## Problem to solve
List each line of the data that holds the word "color".

## Records for this task
····················

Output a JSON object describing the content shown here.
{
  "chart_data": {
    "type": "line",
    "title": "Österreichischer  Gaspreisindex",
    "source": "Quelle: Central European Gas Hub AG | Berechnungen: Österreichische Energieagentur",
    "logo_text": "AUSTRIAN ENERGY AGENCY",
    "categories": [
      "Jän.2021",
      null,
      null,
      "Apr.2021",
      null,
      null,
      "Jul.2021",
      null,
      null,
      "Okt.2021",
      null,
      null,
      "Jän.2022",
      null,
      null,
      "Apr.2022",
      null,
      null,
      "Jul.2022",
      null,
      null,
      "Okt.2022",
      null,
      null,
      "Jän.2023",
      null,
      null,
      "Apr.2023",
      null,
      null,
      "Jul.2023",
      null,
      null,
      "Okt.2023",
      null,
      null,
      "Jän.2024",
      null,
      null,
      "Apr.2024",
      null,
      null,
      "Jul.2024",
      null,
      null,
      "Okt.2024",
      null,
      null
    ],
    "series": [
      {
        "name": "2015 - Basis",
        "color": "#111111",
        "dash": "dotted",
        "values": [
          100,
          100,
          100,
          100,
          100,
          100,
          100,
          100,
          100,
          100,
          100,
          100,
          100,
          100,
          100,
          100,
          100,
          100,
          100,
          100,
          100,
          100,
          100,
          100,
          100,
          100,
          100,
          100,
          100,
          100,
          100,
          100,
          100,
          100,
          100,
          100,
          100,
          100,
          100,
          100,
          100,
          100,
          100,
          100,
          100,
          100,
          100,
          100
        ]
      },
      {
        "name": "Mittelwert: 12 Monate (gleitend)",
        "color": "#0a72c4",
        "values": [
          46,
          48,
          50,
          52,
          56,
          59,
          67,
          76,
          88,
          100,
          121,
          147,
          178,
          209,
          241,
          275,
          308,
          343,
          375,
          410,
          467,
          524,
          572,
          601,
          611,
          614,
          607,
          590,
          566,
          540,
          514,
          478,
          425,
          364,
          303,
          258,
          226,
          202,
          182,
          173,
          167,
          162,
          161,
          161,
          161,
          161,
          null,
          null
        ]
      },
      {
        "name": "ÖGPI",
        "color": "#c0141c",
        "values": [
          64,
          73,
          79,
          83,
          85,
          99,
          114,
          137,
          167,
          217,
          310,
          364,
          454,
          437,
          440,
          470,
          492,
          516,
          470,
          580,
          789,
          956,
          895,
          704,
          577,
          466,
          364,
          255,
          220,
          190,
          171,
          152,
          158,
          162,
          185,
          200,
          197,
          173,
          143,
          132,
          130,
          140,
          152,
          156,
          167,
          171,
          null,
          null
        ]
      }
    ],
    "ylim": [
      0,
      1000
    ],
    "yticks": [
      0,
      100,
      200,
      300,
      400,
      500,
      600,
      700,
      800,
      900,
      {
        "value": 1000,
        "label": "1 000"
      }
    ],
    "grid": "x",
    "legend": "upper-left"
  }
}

····················

## Exercise output
        "color": "#111111",
        "color": "#0a72c4",
        "color": "#c0141c",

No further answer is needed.